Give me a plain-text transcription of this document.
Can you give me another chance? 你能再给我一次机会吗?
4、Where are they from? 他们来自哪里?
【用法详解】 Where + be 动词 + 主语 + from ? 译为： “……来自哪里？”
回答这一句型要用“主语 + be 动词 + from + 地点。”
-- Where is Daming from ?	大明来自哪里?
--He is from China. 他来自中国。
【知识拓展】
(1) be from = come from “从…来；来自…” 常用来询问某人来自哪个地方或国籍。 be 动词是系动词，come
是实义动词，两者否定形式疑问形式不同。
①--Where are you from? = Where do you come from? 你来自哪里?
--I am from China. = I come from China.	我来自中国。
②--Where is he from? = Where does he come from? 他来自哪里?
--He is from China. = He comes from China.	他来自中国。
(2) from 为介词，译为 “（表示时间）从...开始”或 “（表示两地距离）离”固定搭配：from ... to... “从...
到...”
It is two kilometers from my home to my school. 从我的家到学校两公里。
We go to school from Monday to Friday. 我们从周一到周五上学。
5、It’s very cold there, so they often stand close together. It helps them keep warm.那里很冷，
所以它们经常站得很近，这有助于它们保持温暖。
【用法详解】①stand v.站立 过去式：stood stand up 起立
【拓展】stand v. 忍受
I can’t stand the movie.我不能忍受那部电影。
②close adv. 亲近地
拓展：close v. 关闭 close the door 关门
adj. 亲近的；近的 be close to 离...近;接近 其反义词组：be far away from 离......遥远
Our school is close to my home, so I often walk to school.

■ Given request:
Copy out each line of the records where the string "often" appears.

■ Answer to the task:
5、It’s very cold there, so they often stand close together. It helps them keep warm.那里很冷，
Our school is close to my home, so I often walk to school.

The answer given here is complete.